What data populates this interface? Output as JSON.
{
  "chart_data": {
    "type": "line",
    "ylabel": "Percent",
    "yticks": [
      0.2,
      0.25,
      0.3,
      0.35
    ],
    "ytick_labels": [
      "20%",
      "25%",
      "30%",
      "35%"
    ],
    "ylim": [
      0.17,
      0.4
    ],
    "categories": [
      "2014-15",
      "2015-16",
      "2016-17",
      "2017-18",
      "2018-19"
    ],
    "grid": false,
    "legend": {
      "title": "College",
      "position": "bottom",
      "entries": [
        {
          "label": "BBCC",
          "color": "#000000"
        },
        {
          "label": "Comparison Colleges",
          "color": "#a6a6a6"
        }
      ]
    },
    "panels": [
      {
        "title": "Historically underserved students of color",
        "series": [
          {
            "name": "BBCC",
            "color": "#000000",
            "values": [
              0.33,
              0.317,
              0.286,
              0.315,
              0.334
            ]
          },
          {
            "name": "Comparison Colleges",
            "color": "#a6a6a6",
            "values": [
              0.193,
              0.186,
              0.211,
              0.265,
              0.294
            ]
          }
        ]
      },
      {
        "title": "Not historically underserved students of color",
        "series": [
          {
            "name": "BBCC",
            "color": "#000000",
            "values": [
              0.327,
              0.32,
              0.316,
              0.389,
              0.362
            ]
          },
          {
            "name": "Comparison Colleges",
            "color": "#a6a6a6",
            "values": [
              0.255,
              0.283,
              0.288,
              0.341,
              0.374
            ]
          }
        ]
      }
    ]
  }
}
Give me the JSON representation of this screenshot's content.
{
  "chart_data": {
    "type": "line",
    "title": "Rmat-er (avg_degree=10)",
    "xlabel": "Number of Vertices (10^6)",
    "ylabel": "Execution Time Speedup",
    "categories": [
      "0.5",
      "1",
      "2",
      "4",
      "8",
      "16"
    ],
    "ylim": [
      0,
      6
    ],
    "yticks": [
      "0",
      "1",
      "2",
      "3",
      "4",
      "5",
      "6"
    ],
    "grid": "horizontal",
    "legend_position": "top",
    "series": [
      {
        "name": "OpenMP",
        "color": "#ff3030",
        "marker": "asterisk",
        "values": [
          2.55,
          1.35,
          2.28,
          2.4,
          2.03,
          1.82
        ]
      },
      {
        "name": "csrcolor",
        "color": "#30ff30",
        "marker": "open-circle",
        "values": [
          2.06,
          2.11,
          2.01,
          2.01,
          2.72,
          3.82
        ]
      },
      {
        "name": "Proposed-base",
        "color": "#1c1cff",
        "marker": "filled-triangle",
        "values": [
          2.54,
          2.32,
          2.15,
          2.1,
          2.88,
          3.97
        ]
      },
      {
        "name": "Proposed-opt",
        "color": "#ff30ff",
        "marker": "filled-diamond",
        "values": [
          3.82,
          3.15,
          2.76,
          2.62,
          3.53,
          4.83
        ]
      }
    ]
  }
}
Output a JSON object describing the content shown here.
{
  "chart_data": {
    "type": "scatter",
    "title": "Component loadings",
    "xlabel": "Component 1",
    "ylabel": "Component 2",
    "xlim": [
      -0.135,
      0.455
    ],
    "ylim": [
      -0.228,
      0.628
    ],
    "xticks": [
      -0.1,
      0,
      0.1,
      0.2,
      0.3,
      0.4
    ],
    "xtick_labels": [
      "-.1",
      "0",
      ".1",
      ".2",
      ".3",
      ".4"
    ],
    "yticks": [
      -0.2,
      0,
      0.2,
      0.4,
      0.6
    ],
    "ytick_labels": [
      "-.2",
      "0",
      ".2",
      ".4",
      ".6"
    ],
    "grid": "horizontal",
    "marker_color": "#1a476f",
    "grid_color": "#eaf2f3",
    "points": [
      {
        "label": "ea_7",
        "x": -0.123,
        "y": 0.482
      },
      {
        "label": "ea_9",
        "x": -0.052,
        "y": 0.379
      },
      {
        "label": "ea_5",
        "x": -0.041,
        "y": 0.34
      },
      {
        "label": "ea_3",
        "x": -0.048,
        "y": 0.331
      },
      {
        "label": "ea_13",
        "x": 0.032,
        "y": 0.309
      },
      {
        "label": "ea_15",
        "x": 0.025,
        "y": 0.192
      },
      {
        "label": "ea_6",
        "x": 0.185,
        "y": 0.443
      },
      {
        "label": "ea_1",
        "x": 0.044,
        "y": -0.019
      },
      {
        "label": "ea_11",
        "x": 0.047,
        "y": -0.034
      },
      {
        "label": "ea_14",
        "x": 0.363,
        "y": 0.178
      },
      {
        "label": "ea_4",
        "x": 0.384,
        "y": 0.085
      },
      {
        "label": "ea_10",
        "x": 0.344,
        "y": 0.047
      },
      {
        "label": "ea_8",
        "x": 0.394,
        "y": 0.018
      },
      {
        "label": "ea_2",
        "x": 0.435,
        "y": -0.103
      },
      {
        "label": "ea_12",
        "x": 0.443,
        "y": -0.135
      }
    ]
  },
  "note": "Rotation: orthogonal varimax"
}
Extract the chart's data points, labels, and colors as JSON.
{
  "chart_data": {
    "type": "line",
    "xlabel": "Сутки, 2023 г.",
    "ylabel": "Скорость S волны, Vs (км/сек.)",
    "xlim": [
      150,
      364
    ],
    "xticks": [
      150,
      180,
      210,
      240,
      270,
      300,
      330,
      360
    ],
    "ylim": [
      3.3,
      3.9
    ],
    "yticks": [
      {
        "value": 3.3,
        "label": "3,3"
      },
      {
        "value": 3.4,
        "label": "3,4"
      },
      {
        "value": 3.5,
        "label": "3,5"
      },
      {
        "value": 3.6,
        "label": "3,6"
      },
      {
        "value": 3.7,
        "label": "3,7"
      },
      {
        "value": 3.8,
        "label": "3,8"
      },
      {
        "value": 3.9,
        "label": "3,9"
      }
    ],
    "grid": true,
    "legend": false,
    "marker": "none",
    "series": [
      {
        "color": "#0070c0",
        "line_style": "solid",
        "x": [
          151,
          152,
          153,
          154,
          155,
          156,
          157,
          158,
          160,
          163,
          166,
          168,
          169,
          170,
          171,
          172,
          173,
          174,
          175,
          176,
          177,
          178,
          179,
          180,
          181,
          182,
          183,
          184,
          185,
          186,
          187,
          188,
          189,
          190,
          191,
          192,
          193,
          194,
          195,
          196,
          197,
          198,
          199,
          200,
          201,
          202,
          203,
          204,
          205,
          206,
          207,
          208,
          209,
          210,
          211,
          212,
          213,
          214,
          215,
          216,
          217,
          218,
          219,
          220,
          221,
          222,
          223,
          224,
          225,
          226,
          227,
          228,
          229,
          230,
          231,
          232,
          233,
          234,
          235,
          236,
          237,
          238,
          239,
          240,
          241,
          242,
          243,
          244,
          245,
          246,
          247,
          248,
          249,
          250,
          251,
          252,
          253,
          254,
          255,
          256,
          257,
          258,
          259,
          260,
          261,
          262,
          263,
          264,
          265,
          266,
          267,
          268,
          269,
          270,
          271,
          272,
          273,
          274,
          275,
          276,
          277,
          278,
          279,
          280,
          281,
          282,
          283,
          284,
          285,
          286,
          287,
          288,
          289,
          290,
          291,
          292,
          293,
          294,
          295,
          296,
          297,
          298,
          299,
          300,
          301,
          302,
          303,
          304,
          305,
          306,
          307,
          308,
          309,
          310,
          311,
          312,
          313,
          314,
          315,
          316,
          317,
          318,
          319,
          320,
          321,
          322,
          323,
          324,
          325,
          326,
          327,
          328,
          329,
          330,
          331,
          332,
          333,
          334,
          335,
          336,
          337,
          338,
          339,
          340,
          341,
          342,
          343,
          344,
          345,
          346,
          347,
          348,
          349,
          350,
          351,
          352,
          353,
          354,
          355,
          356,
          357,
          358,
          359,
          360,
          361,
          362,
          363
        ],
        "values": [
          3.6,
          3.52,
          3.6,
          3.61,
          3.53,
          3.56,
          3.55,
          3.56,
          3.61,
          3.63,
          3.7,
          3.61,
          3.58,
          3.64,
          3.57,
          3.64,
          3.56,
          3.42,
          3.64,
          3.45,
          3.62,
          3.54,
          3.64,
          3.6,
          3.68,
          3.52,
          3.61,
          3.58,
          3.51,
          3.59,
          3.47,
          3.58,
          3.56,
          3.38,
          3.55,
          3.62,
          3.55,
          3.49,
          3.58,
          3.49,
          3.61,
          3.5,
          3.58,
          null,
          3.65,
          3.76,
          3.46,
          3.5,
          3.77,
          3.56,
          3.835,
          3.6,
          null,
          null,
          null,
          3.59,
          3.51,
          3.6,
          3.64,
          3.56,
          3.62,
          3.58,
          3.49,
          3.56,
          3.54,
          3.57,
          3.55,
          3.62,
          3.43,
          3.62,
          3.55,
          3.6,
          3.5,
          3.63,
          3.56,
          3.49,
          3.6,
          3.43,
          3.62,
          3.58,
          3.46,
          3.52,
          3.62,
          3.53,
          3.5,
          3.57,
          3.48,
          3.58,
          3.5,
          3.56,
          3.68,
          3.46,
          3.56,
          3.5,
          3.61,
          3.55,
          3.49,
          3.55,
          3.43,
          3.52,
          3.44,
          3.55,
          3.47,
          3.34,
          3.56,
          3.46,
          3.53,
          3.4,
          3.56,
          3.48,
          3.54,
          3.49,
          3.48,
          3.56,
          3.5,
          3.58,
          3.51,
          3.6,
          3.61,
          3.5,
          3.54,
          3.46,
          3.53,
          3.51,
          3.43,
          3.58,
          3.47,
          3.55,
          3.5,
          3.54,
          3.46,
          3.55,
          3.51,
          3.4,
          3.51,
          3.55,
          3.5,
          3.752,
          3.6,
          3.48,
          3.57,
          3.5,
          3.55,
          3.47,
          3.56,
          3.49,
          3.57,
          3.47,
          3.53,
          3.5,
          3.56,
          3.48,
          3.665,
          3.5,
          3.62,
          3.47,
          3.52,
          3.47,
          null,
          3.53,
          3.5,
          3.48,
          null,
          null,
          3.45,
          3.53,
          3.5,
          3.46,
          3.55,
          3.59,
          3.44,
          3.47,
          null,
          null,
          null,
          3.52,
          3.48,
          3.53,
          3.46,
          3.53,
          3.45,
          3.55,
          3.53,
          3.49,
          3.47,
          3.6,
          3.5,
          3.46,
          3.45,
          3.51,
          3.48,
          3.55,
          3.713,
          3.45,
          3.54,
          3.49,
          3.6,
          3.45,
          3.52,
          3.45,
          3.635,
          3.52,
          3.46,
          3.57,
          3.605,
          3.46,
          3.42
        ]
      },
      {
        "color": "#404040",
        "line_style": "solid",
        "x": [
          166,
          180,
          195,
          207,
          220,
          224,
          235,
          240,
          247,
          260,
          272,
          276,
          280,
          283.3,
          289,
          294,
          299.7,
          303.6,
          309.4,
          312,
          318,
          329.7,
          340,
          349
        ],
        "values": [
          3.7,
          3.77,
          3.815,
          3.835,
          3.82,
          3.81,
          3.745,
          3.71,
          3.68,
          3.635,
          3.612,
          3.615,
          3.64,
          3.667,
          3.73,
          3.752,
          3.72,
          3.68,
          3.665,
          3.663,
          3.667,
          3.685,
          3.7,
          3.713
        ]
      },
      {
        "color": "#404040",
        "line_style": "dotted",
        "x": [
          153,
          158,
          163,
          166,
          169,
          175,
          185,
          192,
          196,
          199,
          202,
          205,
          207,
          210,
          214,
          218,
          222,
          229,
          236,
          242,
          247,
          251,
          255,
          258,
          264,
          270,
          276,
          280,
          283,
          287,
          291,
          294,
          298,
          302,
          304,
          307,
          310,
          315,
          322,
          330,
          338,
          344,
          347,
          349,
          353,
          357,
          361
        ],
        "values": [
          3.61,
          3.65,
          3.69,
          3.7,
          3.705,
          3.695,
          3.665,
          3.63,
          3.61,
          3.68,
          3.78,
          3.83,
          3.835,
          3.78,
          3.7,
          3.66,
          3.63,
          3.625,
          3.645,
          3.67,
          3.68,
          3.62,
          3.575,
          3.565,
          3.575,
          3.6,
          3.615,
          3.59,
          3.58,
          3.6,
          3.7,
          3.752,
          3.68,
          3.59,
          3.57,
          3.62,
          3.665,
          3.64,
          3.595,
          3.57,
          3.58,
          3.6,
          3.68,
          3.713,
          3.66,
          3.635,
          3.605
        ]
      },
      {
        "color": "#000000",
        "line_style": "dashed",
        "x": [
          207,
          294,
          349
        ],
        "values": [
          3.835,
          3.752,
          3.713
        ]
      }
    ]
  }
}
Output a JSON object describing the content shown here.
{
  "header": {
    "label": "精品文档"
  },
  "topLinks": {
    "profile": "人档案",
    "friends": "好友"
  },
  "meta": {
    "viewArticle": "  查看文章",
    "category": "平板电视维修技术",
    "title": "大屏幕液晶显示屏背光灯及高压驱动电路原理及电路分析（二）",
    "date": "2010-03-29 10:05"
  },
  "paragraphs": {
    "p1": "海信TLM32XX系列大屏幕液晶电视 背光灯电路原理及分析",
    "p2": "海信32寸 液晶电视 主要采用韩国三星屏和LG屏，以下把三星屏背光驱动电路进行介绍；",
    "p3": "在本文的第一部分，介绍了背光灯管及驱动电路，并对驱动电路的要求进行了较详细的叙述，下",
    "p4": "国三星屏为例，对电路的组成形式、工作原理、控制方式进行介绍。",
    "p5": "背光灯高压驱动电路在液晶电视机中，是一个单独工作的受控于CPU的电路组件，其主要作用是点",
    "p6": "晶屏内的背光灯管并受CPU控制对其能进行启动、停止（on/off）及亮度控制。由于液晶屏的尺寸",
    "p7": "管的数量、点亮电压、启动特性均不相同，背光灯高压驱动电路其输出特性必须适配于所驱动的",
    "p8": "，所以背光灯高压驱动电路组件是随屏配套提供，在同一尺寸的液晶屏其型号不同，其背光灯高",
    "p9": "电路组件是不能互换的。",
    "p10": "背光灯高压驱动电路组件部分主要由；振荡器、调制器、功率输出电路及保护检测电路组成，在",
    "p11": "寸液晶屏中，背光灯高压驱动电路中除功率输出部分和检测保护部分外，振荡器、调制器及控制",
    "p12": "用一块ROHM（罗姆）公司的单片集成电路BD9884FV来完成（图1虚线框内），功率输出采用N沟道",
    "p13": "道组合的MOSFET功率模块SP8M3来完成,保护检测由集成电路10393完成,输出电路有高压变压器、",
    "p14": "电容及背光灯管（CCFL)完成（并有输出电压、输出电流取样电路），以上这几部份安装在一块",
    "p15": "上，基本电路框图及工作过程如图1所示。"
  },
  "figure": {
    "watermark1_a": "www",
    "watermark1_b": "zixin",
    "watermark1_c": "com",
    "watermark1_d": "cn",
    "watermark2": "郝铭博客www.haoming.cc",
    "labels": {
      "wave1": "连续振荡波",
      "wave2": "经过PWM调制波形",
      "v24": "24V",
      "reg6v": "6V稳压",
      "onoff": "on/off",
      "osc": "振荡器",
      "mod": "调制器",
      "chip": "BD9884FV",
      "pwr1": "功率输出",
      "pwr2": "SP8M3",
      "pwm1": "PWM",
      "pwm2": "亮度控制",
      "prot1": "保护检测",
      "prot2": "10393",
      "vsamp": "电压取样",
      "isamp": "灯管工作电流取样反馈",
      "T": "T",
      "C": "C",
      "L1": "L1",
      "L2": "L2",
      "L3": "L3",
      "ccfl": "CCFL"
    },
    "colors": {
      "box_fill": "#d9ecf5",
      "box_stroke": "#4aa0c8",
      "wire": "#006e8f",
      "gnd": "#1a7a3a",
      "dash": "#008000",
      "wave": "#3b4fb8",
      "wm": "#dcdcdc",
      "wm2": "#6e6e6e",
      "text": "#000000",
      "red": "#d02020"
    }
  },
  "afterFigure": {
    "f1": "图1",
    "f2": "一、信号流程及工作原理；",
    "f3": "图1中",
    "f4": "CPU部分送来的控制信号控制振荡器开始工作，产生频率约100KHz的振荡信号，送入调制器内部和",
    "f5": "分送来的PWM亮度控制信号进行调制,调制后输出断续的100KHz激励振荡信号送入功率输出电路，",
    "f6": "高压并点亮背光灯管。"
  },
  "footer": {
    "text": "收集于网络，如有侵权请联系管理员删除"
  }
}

* * *

▸ **Problem requirements**
Scan the data above; copy every line where "colors" appears.

▸ **Answer to this problem**
Extract the chart's data points, labels, and colors as JSON.
    "colors": {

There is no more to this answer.